[start RECORDS FOR THIS TASK]

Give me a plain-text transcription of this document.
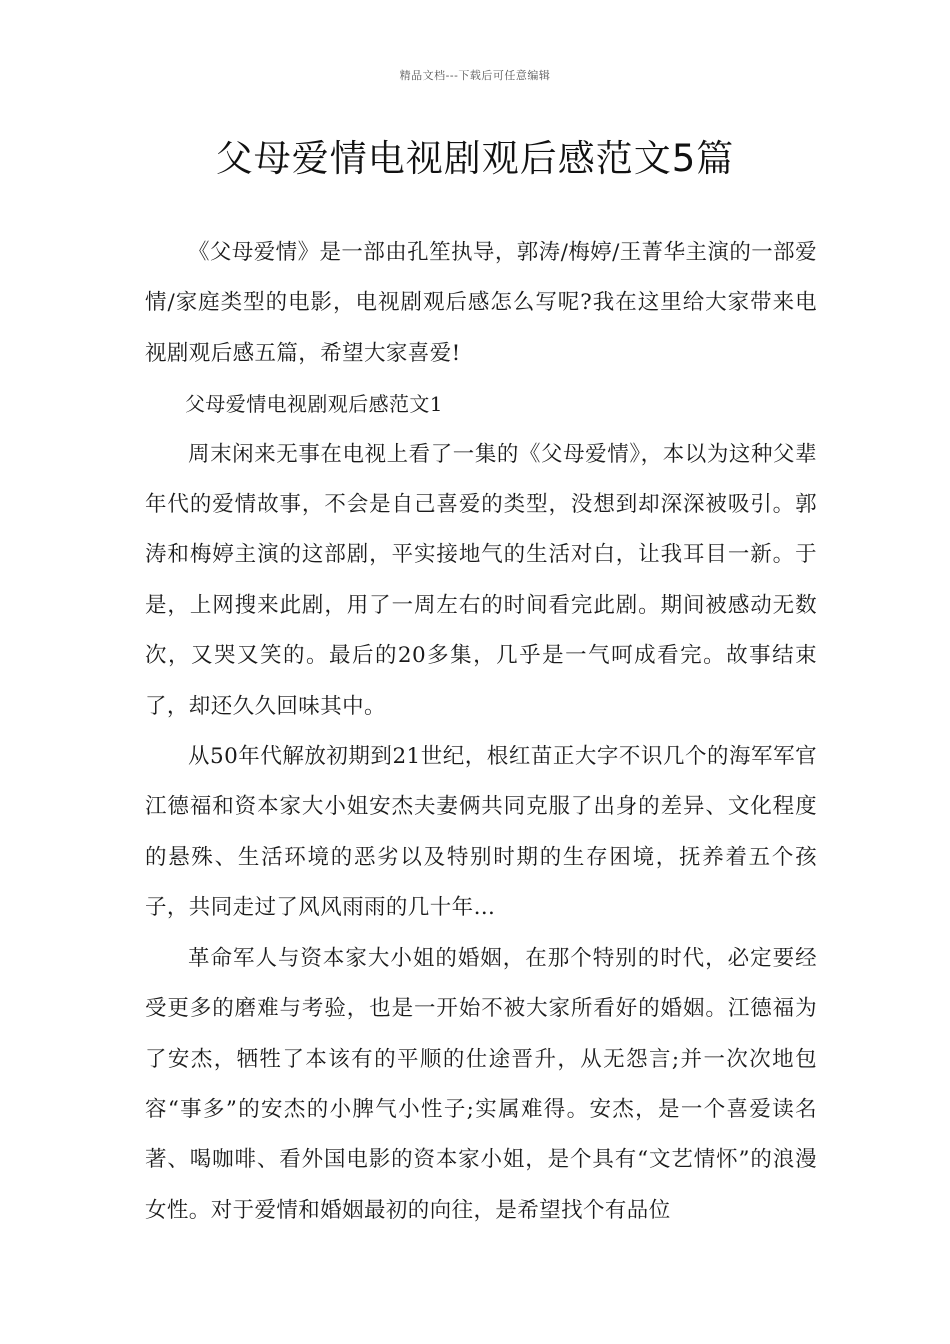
精品文档---下载后可任意编辑
父母爱情电视剧观后感范文5篇

《父母爱情》是一部由孔笙执导，郭涛/梅婷/王菁华主演的一部爱情/家庭类型的电影，电视剧观后感怎么写呢?我在这里给大家带来电视剧观后感五篇，希望大家喜爱!

父母爱情电视剧观后感范文1

周末闲来无事在电视上看了一集的《父母爱情》，本以为这种父辈年代的爱情故事，不会是自己喜爱的类型，没想到却深深被吸引。郭涛和梅婷主演的这部剧，平实接地气的生活对白，让我耳目一新。于是，上网搜来此剧，用了一周左右的时间看完此剧。期间被感动无数次，又哭又笑的。最后的20多集，几乎是一气呵成看完。故事结束了，却还久久回味其中。

从50年代解放初期到21世纪，根红苗正大字不识几个的海军军官江德福和资本家大小姐安杰夫妻俩共同克服了出身的差异、文化程度的悬殊、生活环境的恶劣以及特别时期的生存困境，抚养着五个孩子，共同走过了风风雨雨的几十年…

革命军人与资本家大小姐的婚姻，在那个特别的时代，必定要经受更多的磨难与考验，也是一开始不被大家所看好的婚姻。江德福为了安杰，牺牲了本该有的平顺的仕途晋升，从无怨言;并一次次地包容“事多”的安杰的小脾气小性子;实属难得。安杰，是一个喜爱读名著、喝咖啡、看外国电影的资本家小姐，是个具有“文艺情怀”的浪漫女性。对于爱情和婚姻最初的向往，是希望找个有品位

[end RECORDS FOR THIS TASK]

AIM OF THE EXERCISE –
Transcribe all entries above exactly. Drop the pictures.

REPLY TO THE TASK –
Give me a plain-text transcription of this document.
精品文档---下载后可任意编辑
父母爱情电视剧观后感范文5篇

《父母爱情》是一部由孔笙执导，郭涛/梅婷/王菁华主演的一部爱情/家庭类型的电影，电视剧观后感怎么写呢?我在这里给大家带来电视剧观后感五篇，希望大家喜爱!

父母爱情电视剧观后感范文1

周末闲来无事在电视上看了一集的《父母爱情》，本以为这种父辈年代的爱情故事，不会是自己喜爱的类型，没想到却深深被吸引。郭涛和梅婷主演的这部剧，平实接地气的生活对白，让我耳目一新。于是，上网搜来此剧，用了一周左右的时间看完此剧。期间被感动无数次，又哭又笑的。最后的20多集，几乎是一气呵成看完。故事结束了，却还久久回味其中。

从50年代解放初期到21世纪，根红苗正大字不识几个的海军军官江德福和资本家大小姐安杰夫妻俩共同克服了出身的差异、文化程度的悬殊、生活环境的恶劣以及特别时期的生存困境，抚养着五个孩子，共同走过了风风雨雨的几十年…

革命军人与资本家大小姐的婚姻，在那个特别的时代，必定要经受更多的磨难与考验，也是一开始不被大家所看好的婚姻。江德福为了安杰，牺牲了本该有的平顺的仕途晋升，从无怨言;并一次次地包容“事多”的安杰的小脾气小性子;实属难得。安杰，是一个喜爱读名著、喝咖啡、看外国电影的资本家小姐，是个具有“文艺情怀”的浪漫女性。对于爱情和婚姻最初的向往，是希望找个有品位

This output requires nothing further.